Dataset records —
*-*-*

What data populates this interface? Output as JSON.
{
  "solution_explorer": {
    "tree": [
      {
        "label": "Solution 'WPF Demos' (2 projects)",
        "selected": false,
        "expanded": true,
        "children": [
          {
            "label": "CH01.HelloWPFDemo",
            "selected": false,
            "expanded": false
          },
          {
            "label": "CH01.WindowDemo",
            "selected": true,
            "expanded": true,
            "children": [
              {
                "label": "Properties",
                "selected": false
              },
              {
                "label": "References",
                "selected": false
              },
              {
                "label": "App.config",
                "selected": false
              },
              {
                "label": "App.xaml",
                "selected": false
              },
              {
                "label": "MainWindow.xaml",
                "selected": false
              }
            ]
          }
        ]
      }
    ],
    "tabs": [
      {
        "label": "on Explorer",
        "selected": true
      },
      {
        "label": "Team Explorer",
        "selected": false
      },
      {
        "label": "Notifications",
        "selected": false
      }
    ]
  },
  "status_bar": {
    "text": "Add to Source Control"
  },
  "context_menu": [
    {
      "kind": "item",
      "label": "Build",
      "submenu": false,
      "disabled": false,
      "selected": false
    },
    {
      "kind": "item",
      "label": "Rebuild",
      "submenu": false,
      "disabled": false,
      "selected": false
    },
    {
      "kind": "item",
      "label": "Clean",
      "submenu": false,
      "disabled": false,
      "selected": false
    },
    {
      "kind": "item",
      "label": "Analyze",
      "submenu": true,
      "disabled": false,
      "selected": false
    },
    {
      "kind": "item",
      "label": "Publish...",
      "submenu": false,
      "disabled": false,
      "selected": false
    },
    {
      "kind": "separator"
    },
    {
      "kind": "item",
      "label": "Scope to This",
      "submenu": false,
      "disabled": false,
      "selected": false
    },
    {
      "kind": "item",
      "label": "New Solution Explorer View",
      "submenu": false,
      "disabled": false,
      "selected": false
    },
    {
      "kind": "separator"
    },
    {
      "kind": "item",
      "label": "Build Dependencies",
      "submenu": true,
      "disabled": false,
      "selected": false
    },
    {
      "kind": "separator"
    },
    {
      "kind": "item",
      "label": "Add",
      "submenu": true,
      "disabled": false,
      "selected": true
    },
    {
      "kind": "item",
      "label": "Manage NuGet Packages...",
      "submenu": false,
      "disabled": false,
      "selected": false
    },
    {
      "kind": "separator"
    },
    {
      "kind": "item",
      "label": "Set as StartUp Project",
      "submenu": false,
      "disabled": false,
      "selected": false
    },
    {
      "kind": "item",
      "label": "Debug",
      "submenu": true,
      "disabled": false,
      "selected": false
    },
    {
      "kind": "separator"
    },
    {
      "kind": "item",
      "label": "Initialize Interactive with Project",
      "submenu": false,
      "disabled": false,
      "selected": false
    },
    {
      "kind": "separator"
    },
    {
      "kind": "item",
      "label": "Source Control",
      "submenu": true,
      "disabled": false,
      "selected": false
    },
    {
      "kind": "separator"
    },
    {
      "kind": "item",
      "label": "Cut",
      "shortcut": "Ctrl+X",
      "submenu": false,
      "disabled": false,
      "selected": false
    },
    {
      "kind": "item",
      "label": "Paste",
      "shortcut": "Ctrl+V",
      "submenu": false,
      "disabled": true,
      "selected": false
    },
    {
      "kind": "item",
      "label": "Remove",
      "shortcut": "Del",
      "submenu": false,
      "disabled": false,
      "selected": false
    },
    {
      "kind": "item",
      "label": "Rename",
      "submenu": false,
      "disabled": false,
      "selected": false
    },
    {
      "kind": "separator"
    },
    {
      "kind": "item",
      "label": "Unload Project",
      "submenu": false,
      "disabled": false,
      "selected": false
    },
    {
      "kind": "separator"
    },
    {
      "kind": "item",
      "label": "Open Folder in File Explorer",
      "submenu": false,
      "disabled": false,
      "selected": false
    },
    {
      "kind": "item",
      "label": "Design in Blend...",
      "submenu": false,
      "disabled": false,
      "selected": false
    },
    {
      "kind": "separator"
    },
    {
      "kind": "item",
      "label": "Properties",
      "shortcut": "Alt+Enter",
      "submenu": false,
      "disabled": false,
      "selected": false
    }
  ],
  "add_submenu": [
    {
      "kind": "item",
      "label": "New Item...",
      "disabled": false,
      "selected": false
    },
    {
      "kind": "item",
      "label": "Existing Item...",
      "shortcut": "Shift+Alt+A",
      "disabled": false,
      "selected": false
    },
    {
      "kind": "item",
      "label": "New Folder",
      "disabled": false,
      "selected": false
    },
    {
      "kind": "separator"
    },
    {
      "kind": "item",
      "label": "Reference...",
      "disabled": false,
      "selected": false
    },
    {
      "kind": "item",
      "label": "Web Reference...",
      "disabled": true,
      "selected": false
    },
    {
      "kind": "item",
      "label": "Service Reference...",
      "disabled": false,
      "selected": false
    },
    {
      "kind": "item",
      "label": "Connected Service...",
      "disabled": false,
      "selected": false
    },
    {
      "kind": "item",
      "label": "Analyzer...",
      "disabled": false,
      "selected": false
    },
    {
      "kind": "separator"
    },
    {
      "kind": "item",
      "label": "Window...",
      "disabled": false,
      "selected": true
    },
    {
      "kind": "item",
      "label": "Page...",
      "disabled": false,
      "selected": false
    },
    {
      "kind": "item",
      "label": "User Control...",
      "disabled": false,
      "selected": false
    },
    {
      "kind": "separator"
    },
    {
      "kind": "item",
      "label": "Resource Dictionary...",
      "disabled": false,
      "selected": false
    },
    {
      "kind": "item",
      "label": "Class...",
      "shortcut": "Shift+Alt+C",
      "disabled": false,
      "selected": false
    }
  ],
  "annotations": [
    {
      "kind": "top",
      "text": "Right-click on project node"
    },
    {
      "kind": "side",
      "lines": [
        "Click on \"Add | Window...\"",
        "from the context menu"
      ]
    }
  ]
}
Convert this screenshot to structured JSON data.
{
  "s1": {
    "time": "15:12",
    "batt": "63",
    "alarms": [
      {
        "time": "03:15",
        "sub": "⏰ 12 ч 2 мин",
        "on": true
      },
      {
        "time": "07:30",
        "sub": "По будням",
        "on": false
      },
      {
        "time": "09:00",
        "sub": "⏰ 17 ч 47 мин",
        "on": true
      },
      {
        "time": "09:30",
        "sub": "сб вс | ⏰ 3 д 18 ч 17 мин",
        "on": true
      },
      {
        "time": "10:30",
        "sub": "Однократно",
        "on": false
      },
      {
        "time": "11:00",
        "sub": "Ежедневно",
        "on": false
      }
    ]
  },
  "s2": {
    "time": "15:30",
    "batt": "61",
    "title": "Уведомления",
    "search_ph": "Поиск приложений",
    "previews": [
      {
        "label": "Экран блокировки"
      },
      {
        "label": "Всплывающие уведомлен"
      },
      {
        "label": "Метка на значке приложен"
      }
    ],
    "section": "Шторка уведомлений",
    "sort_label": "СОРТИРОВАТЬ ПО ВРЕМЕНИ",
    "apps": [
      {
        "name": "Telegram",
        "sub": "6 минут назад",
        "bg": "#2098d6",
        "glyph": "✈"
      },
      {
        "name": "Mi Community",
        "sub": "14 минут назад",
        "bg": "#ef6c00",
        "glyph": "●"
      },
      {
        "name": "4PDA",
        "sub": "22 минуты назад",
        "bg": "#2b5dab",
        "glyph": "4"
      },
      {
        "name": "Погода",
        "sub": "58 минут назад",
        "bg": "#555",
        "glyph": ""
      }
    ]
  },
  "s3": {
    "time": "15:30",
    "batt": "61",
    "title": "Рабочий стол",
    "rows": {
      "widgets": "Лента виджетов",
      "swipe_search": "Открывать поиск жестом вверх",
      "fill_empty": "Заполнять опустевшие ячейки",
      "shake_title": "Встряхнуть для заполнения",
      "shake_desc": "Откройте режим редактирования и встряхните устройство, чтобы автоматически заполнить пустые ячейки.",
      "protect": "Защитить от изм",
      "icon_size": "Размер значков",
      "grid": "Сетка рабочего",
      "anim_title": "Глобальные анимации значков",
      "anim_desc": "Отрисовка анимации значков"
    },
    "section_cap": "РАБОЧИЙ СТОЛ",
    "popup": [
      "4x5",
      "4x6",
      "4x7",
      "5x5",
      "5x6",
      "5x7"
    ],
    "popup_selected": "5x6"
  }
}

*-*-*

Written exercise —
Show the lines from the data above that contain the string "значков".

Expected answer —
      "icon_size": "Размер значков",
      "anim_title": "Глобальные анимации значков",
      "anim_desc": "Отрисовка анимации значков"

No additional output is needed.